**WRITTEN EXERCISE:**
Find the string "card" in the data, then copy every line where it is found.

**LISTED RECORDS:**
## Start
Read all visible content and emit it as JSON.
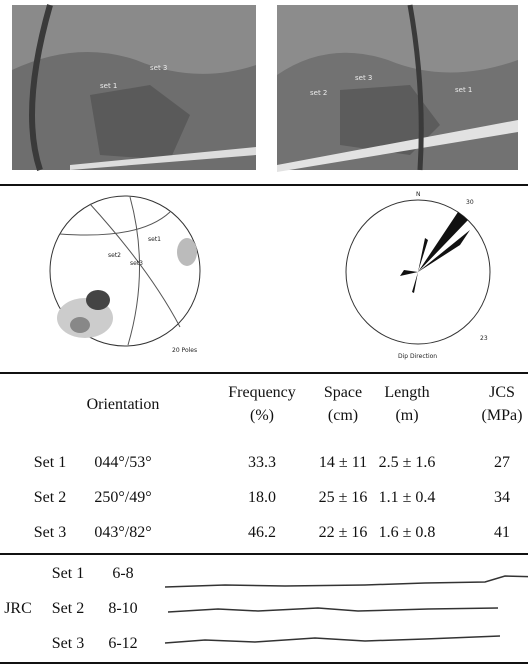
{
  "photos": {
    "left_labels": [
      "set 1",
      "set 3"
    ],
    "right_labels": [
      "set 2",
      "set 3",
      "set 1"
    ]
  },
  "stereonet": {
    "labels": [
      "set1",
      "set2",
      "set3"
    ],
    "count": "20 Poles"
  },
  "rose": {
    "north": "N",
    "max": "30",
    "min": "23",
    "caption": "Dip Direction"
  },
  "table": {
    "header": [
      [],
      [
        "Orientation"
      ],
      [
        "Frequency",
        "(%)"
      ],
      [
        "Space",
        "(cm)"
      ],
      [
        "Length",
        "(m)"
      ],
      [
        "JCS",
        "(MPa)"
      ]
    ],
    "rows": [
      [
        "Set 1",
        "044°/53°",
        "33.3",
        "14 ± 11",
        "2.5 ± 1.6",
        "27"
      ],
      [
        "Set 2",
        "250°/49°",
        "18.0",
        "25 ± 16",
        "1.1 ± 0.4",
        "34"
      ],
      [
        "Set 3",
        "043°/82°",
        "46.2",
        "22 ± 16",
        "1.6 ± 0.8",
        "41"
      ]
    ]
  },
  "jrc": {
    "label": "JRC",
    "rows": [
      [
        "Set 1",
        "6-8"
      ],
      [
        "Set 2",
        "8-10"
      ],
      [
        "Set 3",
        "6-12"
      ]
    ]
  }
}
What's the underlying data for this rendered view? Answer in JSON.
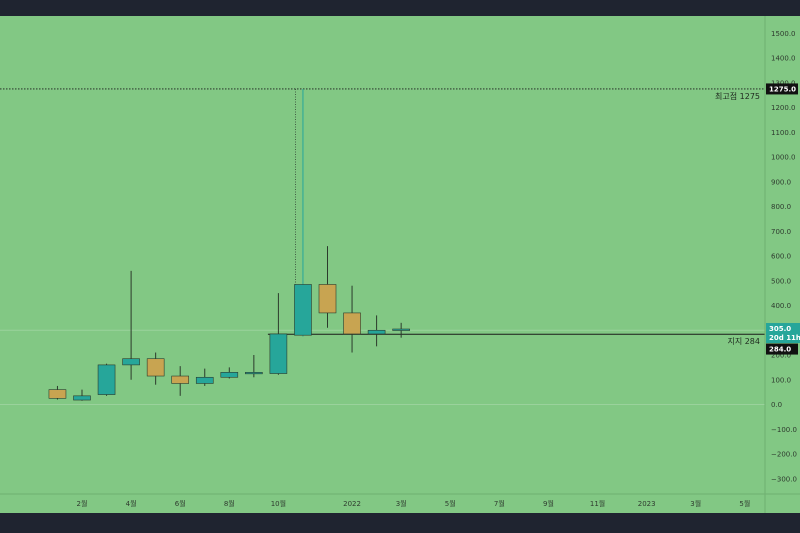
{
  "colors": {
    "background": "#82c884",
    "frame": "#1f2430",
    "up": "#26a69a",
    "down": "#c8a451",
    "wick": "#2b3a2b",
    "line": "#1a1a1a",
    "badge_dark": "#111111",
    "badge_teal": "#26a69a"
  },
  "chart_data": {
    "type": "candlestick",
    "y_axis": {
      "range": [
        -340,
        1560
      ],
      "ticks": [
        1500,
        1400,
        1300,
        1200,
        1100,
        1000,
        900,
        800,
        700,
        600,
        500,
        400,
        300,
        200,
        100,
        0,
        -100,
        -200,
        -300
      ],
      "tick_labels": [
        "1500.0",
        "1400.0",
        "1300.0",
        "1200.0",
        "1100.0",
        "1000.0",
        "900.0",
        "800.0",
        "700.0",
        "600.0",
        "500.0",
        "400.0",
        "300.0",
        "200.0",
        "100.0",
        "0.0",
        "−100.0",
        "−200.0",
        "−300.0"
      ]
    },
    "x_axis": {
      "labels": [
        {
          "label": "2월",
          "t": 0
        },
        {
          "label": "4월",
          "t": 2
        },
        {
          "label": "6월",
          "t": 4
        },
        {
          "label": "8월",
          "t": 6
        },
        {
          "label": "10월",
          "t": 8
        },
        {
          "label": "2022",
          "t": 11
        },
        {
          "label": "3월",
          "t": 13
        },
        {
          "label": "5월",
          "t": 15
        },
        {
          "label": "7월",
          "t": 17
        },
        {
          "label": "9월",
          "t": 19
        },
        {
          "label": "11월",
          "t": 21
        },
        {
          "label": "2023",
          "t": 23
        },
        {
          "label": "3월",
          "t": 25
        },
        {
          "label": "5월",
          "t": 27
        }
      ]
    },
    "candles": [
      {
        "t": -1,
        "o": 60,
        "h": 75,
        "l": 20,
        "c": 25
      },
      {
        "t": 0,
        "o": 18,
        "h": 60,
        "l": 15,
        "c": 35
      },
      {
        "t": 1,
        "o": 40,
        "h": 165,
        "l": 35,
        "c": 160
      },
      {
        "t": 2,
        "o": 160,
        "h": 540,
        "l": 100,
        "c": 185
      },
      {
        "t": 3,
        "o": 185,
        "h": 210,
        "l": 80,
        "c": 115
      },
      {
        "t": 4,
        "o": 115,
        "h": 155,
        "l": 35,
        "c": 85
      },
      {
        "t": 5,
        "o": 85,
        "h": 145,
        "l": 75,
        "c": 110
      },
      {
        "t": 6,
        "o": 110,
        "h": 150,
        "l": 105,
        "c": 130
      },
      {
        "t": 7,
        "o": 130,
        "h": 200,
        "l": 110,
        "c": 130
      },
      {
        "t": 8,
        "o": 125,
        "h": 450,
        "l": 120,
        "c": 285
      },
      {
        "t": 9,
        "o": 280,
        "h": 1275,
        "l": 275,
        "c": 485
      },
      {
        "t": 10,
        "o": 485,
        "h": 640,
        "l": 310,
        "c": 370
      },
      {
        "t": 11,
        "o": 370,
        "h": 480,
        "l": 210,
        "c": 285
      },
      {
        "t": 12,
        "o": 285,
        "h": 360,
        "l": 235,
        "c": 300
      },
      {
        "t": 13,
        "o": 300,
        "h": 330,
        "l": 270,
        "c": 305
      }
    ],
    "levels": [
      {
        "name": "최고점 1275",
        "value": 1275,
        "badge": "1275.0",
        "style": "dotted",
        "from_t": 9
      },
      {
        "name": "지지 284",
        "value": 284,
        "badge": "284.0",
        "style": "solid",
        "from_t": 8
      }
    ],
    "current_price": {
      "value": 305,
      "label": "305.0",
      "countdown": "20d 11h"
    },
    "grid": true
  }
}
## End
## Start
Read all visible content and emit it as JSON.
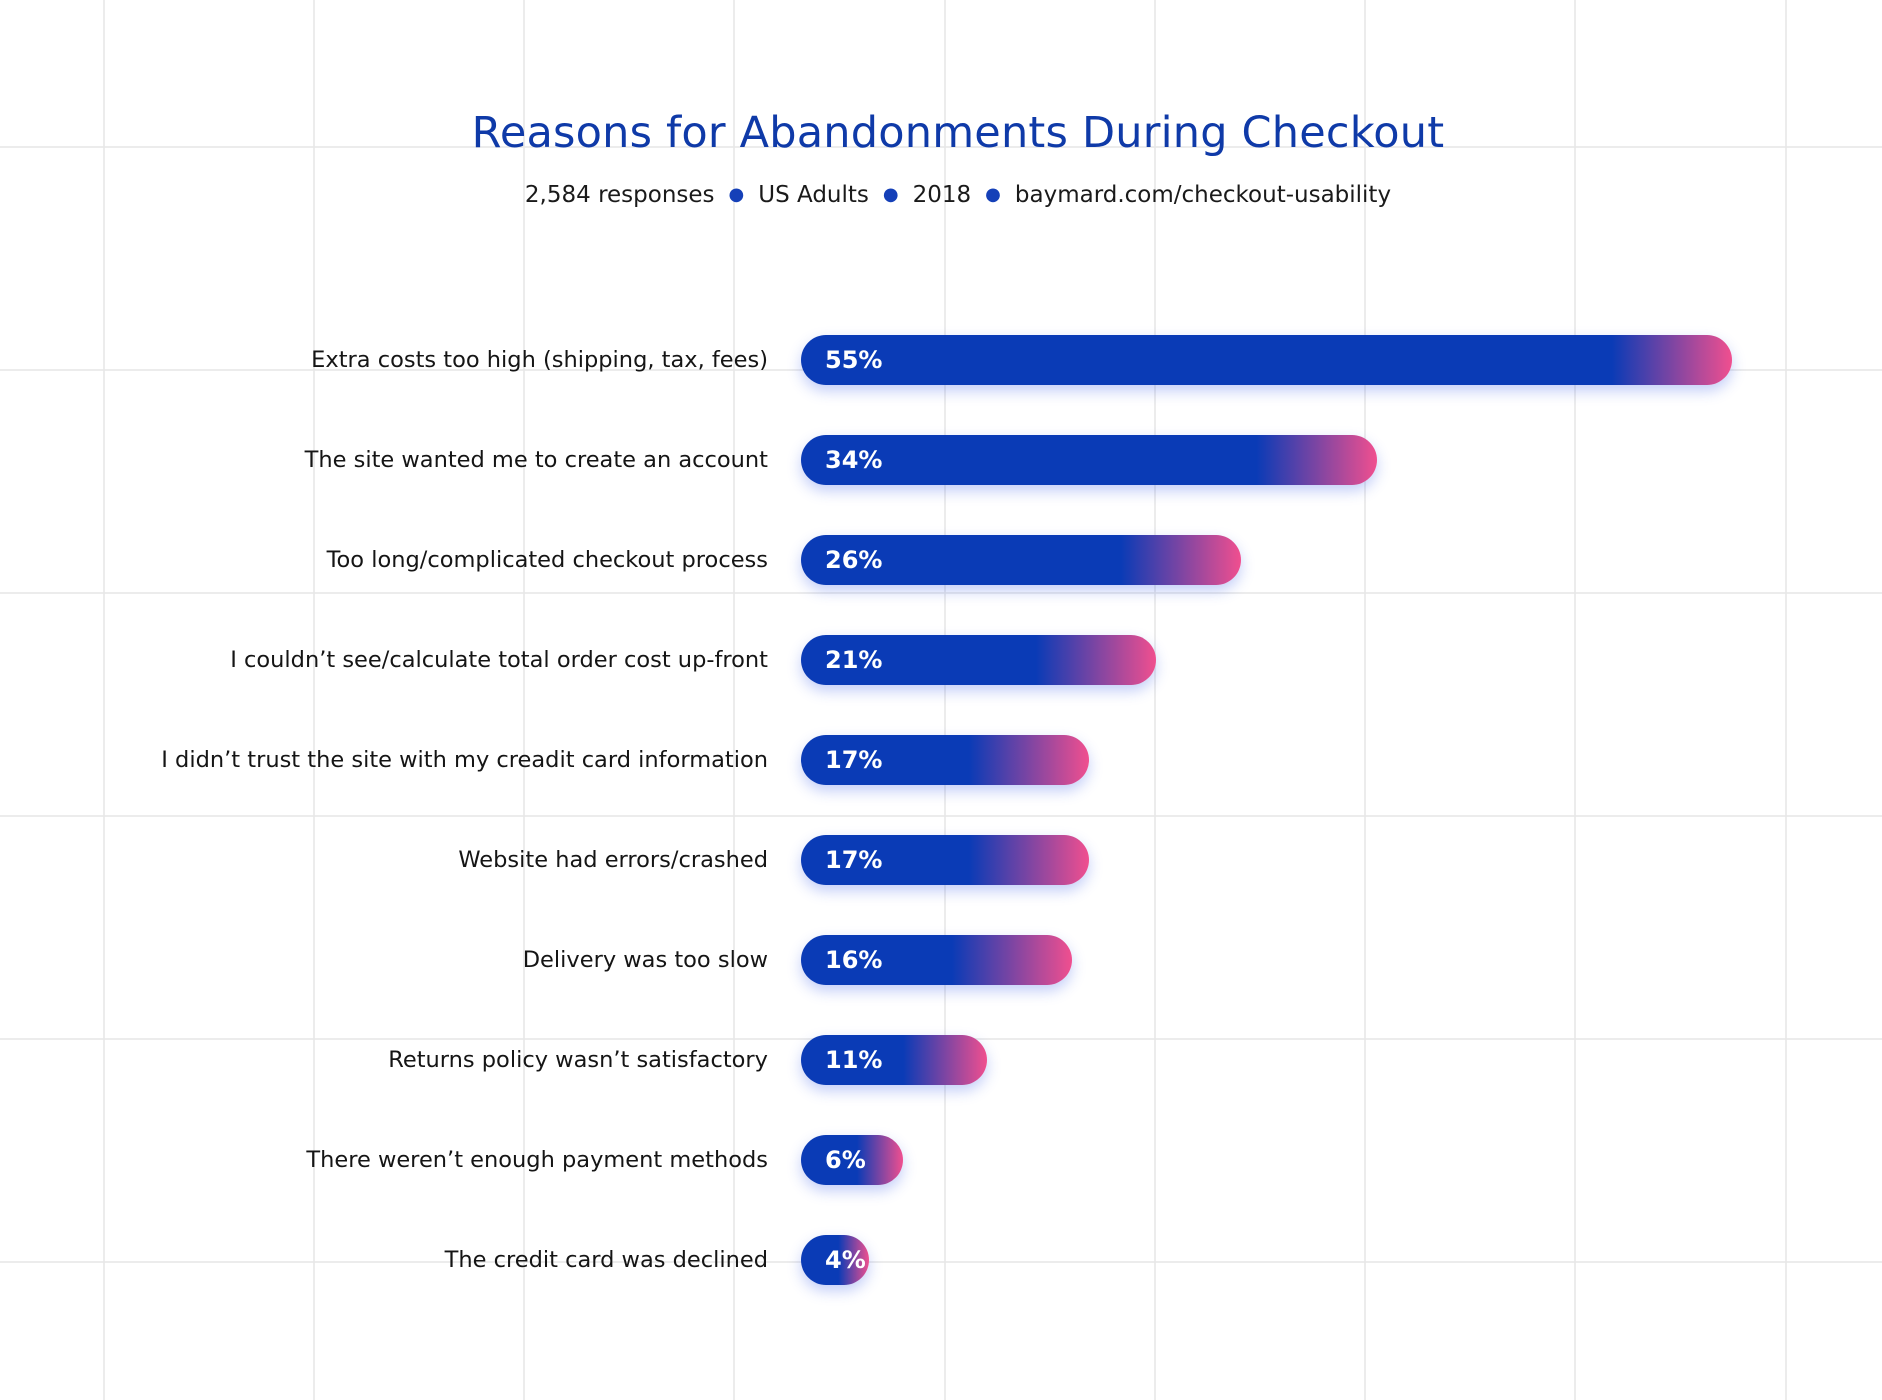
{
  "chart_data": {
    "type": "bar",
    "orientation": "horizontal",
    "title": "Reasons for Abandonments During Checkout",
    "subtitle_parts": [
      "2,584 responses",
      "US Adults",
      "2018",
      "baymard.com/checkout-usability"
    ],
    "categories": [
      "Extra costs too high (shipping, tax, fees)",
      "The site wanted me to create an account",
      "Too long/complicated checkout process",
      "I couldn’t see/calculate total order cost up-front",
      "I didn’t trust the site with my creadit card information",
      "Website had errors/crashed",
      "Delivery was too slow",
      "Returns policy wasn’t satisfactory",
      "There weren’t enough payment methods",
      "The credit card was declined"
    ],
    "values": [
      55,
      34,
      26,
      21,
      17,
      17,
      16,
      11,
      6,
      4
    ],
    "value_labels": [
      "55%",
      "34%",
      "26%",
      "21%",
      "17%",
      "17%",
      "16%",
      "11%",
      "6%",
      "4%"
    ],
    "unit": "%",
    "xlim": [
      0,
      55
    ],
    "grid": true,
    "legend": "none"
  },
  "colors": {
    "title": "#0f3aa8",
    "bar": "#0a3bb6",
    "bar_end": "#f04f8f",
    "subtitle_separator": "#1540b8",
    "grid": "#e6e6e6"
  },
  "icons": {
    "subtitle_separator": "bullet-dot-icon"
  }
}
## End
**THE ANSWER:**
      "I didn’t trust the site with my creadit card information",
      "The credit card was declined"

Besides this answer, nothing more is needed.